#### EXTRACT:
▬▬▬▬▬▬
Quote:Have I been corrupted by Gallente, or have you been told by those above you what you should be fighting for? We are a meritocracy, Fae-haan; we trust leadership to those best qualified to lead. Those who lead the State say, for now and for the past century or so, that we are allied to the Empire in opposition to Gallentean hegemony, though the State will only permit those hailing from the Khanid Kingdom to practice their faith within Caldari territory, and then only in private.
Yes, I trust the State's leadership. I trust the megacorporations to act appropriately in setting policy to defend the State from its enemies.
Is it a perfect solution? Of course not; there is no such creature. These people are human, and fallible. They have failed the State before, and they will almost certainly fail it again in time. When that time comes, we will deal with the problem-- as we will do with the Amarr when and if they turn on us.
Until then, I trust those whom we recognize as leaders. We recognize them as leaders because they are better equipped to make these decisions than we are. That is the whole point of a meritocracy: to place those who are best equipped to do certain jobs in charge of doing those jobs.
▬▬▬▬▬▬
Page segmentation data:
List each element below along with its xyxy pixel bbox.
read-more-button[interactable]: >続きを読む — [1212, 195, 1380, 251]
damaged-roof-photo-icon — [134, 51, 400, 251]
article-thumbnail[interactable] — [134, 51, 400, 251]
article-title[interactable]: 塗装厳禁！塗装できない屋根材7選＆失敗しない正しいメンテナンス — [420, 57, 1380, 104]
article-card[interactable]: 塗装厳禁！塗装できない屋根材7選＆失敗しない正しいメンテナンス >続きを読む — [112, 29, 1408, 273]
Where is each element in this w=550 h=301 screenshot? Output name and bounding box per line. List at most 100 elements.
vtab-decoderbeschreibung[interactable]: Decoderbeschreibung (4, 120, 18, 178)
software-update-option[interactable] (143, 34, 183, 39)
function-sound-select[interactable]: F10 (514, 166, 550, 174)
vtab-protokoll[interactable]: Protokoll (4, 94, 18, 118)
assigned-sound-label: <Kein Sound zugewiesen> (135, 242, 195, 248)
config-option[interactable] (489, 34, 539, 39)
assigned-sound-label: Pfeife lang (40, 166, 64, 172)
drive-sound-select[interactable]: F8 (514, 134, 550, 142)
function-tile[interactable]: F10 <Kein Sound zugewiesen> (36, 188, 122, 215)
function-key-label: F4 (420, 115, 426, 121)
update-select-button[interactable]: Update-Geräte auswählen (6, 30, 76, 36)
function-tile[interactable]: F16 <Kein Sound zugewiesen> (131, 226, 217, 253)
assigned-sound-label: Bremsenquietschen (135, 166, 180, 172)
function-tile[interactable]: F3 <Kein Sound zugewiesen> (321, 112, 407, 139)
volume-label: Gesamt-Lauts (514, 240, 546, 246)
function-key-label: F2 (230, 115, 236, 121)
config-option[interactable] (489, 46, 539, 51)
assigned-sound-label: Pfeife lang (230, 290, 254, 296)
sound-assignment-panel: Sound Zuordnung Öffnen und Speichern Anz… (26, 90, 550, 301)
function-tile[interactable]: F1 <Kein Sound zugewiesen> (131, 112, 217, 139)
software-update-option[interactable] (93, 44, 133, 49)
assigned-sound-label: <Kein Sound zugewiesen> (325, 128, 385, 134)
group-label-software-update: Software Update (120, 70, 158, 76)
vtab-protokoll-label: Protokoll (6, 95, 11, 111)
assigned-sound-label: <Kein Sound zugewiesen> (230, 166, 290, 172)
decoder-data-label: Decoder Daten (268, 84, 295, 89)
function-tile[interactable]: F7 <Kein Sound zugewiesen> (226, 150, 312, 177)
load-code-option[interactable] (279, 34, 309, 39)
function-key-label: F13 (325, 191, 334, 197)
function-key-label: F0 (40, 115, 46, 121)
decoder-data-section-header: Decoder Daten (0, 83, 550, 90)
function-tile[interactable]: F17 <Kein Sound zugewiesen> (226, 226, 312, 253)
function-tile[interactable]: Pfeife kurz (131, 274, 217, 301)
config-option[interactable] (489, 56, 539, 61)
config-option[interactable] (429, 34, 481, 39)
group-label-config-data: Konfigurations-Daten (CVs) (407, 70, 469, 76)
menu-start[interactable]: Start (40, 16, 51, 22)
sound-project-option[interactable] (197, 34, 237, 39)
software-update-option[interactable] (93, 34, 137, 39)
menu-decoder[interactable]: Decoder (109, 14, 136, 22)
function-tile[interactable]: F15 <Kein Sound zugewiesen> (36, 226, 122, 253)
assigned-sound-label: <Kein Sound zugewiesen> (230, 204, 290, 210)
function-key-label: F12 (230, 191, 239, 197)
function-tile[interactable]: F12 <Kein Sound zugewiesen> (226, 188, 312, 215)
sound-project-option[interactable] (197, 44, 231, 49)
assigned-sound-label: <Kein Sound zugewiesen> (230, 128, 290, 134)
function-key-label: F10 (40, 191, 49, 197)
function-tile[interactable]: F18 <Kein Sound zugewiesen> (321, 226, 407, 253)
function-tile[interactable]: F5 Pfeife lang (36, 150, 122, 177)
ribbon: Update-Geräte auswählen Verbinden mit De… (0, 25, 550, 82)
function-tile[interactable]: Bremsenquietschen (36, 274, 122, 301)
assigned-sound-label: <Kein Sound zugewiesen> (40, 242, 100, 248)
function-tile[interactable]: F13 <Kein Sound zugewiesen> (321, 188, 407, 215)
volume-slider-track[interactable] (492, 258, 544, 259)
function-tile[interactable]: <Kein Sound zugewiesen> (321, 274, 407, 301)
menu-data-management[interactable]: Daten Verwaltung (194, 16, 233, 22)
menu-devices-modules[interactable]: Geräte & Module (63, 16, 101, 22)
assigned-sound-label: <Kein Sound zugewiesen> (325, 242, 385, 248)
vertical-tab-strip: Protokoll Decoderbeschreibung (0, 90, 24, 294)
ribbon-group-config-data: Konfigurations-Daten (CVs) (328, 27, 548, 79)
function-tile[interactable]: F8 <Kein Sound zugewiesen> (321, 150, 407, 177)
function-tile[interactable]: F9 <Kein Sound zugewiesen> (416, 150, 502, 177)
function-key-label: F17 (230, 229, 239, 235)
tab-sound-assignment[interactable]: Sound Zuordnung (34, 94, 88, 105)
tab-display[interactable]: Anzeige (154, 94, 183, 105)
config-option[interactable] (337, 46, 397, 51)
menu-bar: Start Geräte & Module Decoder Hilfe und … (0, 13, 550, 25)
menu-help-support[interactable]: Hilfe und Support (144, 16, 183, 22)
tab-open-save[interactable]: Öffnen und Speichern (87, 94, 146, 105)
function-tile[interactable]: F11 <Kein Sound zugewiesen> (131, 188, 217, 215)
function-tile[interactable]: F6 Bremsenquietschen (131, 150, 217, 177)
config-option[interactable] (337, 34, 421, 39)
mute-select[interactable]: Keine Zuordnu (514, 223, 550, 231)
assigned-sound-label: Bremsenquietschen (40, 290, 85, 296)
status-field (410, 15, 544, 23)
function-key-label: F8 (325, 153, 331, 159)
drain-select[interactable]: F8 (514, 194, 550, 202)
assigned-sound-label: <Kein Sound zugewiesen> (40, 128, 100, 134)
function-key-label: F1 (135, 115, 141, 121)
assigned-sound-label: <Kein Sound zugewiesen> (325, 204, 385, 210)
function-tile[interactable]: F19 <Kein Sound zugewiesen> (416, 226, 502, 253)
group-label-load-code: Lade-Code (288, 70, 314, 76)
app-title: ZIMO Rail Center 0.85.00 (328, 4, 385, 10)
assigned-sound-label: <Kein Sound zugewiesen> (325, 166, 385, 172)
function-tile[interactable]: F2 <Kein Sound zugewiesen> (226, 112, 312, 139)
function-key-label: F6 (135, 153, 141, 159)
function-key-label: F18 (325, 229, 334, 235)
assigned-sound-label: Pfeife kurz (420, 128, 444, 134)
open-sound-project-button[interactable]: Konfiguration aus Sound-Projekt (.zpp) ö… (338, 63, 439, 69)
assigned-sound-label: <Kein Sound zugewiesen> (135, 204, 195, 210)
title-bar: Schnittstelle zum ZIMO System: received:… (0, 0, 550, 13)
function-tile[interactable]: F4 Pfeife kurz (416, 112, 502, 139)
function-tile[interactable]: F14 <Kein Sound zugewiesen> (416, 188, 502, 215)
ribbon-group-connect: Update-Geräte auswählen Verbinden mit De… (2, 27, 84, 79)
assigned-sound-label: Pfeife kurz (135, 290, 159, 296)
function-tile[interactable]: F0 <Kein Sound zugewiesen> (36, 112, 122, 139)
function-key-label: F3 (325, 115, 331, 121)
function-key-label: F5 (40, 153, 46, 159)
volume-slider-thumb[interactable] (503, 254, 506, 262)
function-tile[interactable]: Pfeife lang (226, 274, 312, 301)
▬▬▬▬▬▬
Copy the stretch of the meritocracy passage from "Is it a perfect" through "doing those jobs.".

Is it a perfect solution? Of course not; there is no such creature. These people are human, and fallible. They have failed the State before, and they will almost certainly fail it again in time. When that time comes, we will deal with the problem-- as we will do with the Amarr when and if they turn on us.
Until then, I trust those whom we recognize as leaders. We recognize them as leaders because they are better equipped to make these decisions than we are. That is the whole point of a meritocracy: to place those who are best equipped to do certain jobs in charge of doing those jobs.